- [Dataset rows]:
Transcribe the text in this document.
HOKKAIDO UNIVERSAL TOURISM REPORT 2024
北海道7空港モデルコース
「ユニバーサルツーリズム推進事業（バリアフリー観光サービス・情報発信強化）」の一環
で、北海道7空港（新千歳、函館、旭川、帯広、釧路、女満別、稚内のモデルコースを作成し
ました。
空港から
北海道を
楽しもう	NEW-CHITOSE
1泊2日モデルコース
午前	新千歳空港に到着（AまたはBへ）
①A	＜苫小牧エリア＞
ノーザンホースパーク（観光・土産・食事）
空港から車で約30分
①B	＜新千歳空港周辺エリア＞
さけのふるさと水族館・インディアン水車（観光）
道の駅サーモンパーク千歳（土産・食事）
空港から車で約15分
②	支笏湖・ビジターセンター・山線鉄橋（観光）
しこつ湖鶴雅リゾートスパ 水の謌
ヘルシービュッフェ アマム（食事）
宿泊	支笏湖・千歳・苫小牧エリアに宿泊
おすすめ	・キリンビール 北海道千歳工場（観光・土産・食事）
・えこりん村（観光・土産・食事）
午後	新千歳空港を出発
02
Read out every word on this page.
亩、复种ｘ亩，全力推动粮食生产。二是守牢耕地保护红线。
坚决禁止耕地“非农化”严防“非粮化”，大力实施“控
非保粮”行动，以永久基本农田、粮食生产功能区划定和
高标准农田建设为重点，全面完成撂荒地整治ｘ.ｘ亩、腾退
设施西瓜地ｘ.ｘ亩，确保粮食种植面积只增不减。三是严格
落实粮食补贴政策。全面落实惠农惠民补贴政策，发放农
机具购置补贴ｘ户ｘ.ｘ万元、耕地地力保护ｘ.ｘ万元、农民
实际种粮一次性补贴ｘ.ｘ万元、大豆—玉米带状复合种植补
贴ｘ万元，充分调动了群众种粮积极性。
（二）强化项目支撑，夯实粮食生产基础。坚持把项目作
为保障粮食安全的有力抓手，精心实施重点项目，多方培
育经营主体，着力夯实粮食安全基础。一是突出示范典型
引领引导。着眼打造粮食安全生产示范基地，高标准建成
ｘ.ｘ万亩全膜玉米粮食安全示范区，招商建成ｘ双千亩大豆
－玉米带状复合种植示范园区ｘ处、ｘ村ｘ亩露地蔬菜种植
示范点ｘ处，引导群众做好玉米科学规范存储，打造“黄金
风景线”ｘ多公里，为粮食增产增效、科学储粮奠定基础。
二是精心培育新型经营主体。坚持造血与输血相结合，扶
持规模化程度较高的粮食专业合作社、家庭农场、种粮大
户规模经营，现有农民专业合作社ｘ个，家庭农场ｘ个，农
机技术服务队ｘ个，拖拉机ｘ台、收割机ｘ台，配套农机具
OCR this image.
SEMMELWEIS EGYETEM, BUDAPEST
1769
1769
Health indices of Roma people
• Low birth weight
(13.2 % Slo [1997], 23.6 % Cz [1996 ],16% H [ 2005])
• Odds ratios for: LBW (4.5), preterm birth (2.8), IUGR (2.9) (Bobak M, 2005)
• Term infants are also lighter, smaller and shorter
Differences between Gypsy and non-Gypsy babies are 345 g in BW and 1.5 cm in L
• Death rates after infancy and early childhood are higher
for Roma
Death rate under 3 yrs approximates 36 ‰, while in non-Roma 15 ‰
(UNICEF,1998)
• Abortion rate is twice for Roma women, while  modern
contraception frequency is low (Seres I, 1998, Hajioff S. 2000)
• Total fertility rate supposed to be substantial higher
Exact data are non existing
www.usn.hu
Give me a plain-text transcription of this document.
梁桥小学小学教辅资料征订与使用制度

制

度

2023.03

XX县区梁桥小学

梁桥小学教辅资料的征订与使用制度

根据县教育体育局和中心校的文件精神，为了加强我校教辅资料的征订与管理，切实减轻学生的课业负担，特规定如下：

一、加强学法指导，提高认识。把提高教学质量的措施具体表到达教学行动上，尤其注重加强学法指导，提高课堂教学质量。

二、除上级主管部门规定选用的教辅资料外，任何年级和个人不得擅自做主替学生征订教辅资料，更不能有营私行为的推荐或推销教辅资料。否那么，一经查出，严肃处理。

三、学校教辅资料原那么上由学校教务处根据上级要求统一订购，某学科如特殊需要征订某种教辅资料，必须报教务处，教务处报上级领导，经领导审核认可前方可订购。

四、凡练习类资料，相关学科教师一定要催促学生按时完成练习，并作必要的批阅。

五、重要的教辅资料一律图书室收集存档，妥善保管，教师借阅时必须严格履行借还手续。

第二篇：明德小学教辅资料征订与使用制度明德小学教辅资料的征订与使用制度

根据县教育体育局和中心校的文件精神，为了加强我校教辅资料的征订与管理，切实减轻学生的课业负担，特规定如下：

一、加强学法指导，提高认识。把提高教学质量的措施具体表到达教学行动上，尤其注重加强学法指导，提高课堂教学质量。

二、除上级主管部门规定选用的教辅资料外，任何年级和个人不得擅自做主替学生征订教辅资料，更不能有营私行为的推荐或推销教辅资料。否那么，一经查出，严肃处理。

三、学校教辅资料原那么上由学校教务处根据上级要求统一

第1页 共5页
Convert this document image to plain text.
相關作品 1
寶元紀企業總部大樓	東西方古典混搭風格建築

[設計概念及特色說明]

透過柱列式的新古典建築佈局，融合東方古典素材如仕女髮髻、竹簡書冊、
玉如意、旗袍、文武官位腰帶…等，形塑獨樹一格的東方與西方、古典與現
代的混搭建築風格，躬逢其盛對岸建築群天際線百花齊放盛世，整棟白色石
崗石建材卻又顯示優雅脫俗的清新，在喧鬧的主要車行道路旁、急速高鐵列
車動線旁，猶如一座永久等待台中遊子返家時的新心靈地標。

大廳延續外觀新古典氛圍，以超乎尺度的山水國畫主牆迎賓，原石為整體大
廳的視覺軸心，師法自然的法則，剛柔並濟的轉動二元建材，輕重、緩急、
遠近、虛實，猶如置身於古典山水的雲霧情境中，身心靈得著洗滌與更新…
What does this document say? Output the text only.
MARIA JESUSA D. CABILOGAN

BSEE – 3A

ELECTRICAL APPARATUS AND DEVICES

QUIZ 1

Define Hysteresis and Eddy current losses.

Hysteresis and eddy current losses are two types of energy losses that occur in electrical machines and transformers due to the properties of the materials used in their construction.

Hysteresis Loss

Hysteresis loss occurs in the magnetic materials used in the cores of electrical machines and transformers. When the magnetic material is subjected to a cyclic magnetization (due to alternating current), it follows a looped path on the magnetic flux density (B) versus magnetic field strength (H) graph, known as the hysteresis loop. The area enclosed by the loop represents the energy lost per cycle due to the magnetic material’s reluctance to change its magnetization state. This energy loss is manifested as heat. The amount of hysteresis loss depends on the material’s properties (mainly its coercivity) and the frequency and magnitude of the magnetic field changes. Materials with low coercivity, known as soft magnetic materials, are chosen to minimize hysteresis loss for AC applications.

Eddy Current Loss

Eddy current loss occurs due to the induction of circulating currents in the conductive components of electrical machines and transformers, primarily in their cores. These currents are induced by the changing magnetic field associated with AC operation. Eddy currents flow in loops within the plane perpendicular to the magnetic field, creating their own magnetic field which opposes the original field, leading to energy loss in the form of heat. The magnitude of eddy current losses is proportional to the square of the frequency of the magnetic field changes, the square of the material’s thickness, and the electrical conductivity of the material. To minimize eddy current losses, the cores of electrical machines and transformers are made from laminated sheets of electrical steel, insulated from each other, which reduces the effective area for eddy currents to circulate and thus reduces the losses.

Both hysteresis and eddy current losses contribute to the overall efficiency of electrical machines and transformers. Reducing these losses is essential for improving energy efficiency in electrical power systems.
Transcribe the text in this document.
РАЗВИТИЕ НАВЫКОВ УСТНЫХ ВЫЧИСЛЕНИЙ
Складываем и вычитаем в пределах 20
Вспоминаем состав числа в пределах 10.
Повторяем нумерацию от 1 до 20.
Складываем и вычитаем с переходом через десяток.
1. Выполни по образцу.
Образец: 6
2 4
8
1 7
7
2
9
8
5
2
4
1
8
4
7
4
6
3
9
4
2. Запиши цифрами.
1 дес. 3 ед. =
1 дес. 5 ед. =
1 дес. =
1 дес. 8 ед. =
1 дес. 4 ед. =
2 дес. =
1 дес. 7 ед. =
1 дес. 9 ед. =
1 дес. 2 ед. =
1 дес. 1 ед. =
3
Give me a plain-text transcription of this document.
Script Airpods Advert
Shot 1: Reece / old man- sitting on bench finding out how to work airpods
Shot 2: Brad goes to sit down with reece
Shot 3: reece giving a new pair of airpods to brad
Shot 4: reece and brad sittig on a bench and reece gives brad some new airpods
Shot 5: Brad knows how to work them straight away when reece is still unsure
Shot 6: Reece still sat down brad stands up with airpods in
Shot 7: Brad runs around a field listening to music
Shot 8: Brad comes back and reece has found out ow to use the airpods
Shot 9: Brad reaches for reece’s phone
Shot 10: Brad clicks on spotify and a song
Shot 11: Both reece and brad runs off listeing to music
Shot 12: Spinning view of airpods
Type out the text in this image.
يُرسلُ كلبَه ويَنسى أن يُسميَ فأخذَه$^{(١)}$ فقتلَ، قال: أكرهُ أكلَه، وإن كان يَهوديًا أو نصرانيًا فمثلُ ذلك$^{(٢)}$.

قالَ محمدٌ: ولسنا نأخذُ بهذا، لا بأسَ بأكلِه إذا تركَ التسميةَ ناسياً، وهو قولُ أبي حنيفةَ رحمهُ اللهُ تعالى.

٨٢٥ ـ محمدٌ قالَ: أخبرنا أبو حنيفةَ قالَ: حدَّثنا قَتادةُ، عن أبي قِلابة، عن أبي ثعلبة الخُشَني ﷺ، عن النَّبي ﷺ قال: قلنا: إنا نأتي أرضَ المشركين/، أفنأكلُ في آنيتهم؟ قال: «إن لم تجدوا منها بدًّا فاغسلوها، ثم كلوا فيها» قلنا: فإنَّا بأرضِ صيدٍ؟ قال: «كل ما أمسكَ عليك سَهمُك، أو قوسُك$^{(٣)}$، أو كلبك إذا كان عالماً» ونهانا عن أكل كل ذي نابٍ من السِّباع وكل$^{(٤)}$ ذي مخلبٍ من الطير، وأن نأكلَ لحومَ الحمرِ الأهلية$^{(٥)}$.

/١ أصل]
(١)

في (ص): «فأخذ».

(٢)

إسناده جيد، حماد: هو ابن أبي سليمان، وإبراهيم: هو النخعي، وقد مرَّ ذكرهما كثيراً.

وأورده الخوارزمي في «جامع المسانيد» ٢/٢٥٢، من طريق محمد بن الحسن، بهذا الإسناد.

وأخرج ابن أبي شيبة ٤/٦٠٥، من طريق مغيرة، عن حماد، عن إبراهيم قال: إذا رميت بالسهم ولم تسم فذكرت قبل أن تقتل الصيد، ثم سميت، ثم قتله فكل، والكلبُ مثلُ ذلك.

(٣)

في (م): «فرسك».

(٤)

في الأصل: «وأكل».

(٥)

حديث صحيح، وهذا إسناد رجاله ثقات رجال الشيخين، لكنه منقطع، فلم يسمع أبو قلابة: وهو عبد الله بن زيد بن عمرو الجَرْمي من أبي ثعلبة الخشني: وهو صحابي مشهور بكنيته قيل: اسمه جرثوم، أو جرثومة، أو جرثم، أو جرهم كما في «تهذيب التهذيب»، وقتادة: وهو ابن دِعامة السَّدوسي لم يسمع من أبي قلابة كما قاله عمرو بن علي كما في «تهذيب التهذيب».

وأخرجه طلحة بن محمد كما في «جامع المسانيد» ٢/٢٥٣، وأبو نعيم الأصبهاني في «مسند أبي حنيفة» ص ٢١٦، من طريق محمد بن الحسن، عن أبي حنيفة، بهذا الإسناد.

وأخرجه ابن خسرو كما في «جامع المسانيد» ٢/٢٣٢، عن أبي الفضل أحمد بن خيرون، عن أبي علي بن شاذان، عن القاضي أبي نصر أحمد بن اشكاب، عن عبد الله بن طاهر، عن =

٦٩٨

- [Exercise description]: Of the lines in the listing, how many hold the word "still"? Nothing but the number is needed.

- [Worked answer]: 2